Excerpt>

Citation: 2009 FC 745

Ottawa, Ontario, July 23, 2009

PRESENT:     The Honourable Mr. Justice de Montigny

 

BETWEEN:

FUAD MASUD AL MANSURI

NURIA BEN AMER

Applicants

 

and

 

THE MINISTER OF CITIZENSHIP

AND IMMIGRATION

Respondent

 

 

REASONS FOR ORDER AND ORDER

 

[1]               This is an application for judicial review of the decision of L. Krajcovic (the Officer) dated September 5, 2008, wherein the Officer determined that the applicants were not at risk in Libya and accordingly refused the applicants’ applications for the Minister’s protection. Having carefully considered the applicants’ record as well as the written and oral submissions of both parties, I have come to the conclusion that the Officer erred in assessing the new evidence as it relates to the applicants’ sur place claim.

 


BACKGROUND

 

[2]               The background to the applicants’ refugee claim was well summarized by my colleague Madam Justice Eleanor R. Dawson in her reasons to dismiss the application for judicial review of the first PRRA decision: see Fuad Al Mansuri and Nuria Ben Amer v. The Minister of Public Safety and Emergency Preparedness and the Solicitor General, 2007 FC 22.

 

[3]               The applicants are citizens of Libya. They entered Canada on January 1, 1999, having left their two children in Libya as the government apparently refused to issue the children visas that would allow them to travel with their parents.  They subsequently had four Canadian-born children, but one passed away in 2005.

 

[4]               The applicants’ fear of returning to Libya stems from the principal applicant’s reluctance to cooperate with the Libyan Intelligence Services.  After completing his military service in 1994, he claims that he was forcibly recruited by the Intelligence Service to report any anti-government sentiment at his place of employment.  In May 1998, the Military Service issued an order for all former soldiers that had served between certain dates to travel to the eastern part of Libya to fight against suspected terrorists that had entered the country.  At the time, the applicants’ son was in critical care in the hospital and so the male applicant did not report for military duty.  He was arrested and spent 18 days in prison while the government was trying to confirm his story.  During that time, the applicant alleges that he was continually harassed and psychologically tortured. He was also warned that if he failed to carry out an order in the future, he would be executed. 

[5]               In December 1998, the applicant received a personalized order from the Head of the Military Intelligence Services to travel to Romania for the purpose of assassinating a Libyan national living there.  This is when the applicants decided to flee the country.  Upon their arrival in Canada in January 1999, the applicants claimed refugee status.

What you need to do>
1/ Restate the judicial review ruling from "[2]               The background" to "away in 2005.", putting "four children born in Canada" in place of "four Canadian-born children".
2/ Carry on the judicial review ruling from the point where it stops.
The records have no connection to the judicial review ruling.

Supplied records>

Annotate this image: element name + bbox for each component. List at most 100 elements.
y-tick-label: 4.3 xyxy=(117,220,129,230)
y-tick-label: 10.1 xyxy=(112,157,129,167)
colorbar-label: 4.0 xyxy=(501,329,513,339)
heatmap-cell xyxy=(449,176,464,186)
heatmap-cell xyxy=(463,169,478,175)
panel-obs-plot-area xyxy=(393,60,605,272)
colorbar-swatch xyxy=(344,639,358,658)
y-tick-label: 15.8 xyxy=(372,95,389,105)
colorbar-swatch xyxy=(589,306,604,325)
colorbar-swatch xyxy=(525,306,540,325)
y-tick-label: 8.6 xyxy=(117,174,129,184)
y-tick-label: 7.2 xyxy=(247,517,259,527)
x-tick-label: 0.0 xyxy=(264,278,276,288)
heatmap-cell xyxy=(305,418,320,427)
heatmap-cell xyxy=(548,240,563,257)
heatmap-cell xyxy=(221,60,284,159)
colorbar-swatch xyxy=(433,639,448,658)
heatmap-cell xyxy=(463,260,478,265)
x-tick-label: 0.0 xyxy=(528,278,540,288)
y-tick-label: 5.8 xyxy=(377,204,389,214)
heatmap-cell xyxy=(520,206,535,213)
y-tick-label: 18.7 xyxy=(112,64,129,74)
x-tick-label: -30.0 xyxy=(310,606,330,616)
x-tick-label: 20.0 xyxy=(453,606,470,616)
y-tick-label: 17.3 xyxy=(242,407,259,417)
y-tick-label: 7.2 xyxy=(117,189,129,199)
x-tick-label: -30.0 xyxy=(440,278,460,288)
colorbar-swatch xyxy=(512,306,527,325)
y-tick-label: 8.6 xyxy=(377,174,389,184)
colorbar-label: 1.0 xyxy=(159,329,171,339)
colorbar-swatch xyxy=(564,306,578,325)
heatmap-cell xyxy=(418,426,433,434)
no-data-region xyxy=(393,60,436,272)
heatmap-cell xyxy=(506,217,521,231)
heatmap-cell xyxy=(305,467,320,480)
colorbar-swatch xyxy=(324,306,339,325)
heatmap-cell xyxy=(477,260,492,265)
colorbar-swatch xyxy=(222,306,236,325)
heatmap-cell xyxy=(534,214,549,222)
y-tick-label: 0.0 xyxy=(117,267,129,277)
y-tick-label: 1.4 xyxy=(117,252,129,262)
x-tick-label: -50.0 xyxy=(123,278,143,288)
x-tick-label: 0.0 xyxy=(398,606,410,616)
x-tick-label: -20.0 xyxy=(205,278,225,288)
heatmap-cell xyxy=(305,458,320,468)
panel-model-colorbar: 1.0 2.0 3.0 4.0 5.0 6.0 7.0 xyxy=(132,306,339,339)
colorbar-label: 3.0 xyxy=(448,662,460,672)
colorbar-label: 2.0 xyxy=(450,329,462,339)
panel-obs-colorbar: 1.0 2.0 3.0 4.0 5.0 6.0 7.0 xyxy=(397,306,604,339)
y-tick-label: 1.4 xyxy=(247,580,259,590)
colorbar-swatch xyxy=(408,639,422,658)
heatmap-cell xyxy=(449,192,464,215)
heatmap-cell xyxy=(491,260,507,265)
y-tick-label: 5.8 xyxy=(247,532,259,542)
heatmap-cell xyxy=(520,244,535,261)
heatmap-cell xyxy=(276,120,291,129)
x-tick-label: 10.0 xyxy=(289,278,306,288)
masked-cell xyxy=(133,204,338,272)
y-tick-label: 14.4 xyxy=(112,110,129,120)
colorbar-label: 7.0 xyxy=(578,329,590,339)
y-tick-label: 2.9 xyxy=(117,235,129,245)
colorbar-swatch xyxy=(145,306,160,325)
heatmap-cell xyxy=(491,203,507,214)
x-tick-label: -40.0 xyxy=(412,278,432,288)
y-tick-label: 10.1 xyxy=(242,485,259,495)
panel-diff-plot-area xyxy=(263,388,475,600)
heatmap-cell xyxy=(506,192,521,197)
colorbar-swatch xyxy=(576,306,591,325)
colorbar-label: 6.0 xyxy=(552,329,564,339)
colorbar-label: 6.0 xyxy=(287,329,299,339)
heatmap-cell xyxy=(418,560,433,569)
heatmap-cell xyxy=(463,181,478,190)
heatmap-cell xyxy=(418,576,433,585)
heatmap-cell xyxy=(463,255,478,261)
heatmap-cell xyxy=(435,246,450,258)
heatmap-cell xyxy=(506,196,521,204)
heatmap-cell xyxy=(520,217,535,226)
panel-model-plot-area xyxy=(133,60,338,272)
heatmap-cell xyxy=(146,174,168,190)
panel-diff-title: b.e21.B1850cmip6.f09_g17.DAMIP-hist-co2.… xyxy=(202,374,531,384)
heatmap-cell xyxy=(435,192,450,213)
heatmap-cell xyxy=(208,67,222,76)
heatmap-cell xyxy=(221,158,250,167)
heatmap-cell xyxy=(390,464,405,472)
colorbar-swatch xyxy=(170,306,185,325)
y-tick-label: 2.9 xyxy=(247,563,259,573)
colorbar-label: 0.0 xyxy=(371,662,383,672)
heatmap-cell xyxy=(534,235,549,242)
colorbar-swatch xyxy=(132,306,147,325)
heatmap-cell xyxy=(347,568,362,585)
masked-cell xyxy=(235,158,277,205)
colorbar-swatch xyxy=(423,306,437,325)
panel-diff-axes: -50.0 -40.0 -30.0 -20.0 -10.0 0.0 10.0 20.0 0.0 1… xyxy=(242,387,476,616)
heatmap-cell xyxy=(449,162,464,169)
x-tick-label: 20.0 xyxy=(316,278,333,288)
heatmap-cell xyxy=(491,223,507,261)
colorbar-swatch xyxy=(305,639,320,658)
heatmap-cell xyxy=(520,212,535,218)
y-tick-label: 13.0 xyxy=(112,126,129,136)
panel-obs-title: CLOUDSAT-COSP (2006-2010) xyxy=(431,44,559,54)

Outputs in order>
1/
[2]               The background to the applicants’ refugee claim was well summarized by my colleague Madam Justice Eleanor R. Dawson in her reasons to dismiss the application for judicial review of the first PRRA decision: see Fuad Al Mansuri and Nuria Ben Amer v. The Minister of Public Safety and Emergency Preparedness and the Solicitor General, 2007 FC 22.

 

[3]               The applicants are citizens of Libya. They entered Canada on January 1, 1999, having left their two children in Libya as the government apparently refused to issue the children visas that would allow them to travel with their parents.  They subsequently had four children born in Canada, but one passed away in 2005.

2/
 

[6]               The Convention Refugee Determination Division of the Immigration Refugee Board (the Board) determined that the male applicant was excluded from refugee protection under Article 1(F)(a) of the Refugee Convention, due to his involvement with the Libyan Intelligence Service.  The Board further considered inclusion, and concluded that the applicant’s account was implausible, as it was not credible that he would have been maintained in service by Libyan intelligence and trusted with an overseas assignment after having allegedly previously refused to carry out an order.  The Board concluded that the entire account was implausible and inconsistent with the known methods of operation of the Libyan Intelligence Service. As the applicant Nuria had based her claim on that of her husband, her claim also failed since it had no objective basis.  In May 2001, this Court denied the applicants leave to seek review of the Board decision.

 

[7]               The applicants then applied for a PRRA.  In addition to the grounds raised in their refugee claim, they argued that they would be at risk if returned to Libya because refugee claimants are subjected to human rights abuses in that country.  Mr. Al Mansuri’s claim could only be properly considered by the PRRA Officer on the basis of the grounds set out in section 97 of the Immigration and Refugee Protection Act, S.C. 2001, c. 27 (the Act), since his claim to refugee protection had been rejected on the basis of section 1(F)(a) of the Refugee Convention.

[8]               The evidence adduced on that application included a letter from Mr. Al Mansuri’s father and an arrest warrant issued three weeks after the applicants embarked from Libya.  The Officer who assessed the PRRA application did not find the letter and arrest warrant credible evidence, as it was the only material received from Libya and materialized only after the applicants were given arrangements for their removal from Canada.  The Officer relied on the applicants’ own experiences and that of their family to guide the decision.  The Officer noted that the Libyan government is ruthless in dealing with dissenters and does not rely on arrest warrants but on arbitrary arrest and detention.  The Officer reasoned that if the applicant truly was a dissenter the authorities would have responded vehemently to him.  The Officer also relied on the Board findings that the applicants’ story was implausible and not well-founded.  The Officer did not give effect to the applicants’ claim that they were at risk as returning asylum seekers.  Justice Dawson dismissed the application for judicial review of that decision in January 2007 (supra).

 

[9]               The applicants made another application for a PRRA in October 2007.  The rejection of that second application is the subject of the present litigation.

 

THE IMPUGNED DECISION

 

[10]           In rejecting the second protection application, the Officer relied extensively on the prior determinations of the applicants’ case, in particular the findings of the first PRRA.  The Officer then considered the new evidence submitted by the applicants, which consisted of a letter from the Refugee Coordinator in the Toronto Office of Amnesty International written specifically about the applicants’ case; an article about the applicants that appeared in the Windsor Star; a letter addressed to the Prime Minister of Canada from the American Libyan Freedom Alliance’s Chairman, posted on the internet, pleading that Mr. Al Mansuri be granted political asylum and referring to the case of another Libyan citizen expelled from Canada in 2002 only to be imprisoned for life upon his return to his country; and documentary evidence including a United States Department of State Country Reports on Human Rights Practices in Libya (2007), an Amnesty International Report on Libya (2007), and a Human Rights Watch World Report on Libya (2008).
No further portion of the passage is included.